--- START OF MATERIAL PROVIDED ---

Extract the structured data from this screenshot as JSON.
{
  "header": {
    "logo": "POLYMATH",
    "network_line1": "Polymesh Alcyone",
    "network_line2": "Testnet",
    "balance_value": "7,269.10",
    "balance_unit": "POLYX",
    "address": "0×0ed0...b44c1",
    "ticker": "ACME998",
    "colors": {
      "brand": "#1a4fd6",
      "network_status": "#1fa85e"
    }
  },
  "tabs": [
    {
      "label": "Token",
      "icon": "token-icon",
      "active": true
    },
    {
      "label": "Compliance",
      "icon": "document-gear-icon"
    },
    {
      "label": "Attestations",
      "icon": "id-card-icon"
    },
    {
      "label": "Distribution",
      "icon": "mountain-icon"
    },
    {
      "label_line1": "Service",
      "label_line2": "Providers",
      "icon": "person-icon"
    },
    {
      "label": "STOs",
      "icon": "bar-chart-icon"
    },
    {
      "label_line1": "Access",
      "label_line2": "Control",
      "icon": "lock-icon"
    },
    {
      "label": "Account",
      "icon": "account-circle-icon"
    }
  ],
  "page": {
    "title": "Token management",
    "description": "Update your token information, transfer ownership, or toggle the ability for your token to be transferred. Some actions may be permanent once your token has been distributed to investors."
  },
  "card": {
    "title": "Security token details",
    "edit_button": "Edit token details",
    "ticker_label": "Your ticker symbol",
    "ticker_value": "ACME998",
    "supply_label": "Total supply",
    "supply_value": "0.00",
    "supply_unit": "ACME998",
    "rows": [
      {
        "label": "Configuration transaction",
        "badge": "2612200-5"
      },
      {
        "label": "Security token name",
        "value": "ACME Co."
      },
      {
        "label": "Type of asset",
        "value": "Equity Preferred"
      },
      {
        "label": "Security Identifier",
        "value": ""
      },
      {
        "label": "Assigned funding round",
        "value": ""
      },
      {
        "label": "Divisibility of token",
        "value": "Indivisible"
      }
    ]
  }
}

--- END OF MATERIAL PROVIDED ---

Return every line above in which the string "title" occurs.

    "title": "Token management",
    "title": "Security token details",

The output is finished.